MATERIAL FOR THIS TASK
[Start]

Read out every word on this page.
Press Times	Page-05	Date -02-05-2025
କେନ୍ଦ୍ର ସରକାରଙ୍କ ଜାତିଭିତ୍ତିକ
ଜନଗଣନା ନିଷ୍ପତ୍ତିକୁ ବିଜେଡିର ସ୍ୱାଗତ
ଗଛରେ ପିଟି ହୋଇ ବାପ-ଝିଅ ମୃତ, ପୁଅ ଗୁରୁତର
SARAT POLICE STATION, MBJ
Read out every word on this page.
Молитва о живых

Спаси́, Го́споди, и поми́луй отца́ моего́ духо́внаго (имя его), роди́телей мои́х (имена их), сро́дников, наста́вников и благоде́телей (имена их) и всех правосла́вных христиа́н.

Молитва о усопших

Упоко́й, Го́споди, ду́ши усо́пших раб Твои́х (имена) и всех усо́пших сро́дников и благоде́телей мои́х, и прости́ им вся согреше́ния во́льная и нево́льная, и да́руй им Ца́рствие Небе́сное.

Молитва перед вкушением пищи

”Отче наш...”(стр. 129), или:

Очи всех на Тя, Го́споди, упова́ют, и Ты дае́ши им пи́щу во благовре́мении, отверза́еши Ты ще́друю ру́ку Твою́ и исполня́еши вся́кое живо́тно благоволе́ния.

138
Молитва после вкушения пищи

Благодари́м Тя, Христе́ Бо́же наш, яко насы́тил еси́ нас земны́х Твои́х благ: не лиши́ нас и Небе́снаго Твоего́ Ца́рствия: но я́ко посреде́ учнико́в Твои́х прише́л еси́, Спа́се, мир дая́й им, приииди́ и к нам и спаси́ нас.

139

[End]

GIVEN INSTRUCTION
Transcribe the entire listing above precisely.

RESPONSE BELOW
Read out every word on this page.
Press Times	Page-05	Date -02-05-2025
କେନ୍ଦ୍ର ସରକାରଙ୍କ ଜାତିଭିତ୍ତିକ
ଜନଗଣନା ନିଷ୍ପତ୍ତିକୁ ବିଜେଡିର ସ୍ୱାଗତ
ଗଛରେ ପିଟି ହୋଇ ବାପ-ଝିଅ ମୃତ, ପୁଅ ଗୁରୁତର
SARAT POLICE STATION, MBJ
Read out every word on this page.
Молитва о живых

Спаси́, Го́споди, и поми́луй отца́ моего́ духо́внаго (имя его), роди́телей мои́х (имена их), сро́дников, наста́вников и благоде́телей (имена их) и всех правосла́вных христиа́н.

Молитва о усопших

Упоко́й, Го́споди, ду́ши усо́пших раб Твои́х (имена) и всех усо́пших сро́дников и благоде́телей мои́х, и прости́ им вся согреше́ния во́льная и нево́льная, и да́руй им Ца́рствие Небе́сное.

Молитва перед вкушением пищи

”Отче наш...”(стр. 129), или:

Очи всех на Тя, Го́споди, упова́ют, и Ты дае́ши им пи́щу во благовре́мении, отверза́еши Ты ще́друю ру́ку Твою́ и исполня́еши вся́кое живо́тно благоволе́ния.

138
Молитва после вкушения пищи

Благодари́м Тя, Христе́ Бо́же наш, яко насы́тил еси́ нас земны́х Твои́х благ: не лиши́ нас и Небе́снаго Твоего́ Ца́рствия: но я́ко посреде́ учнико́в Твои́х прише́л еси́, Спа́се, мир дая́й им, приииди́ и к нам и спаси́ нас.

139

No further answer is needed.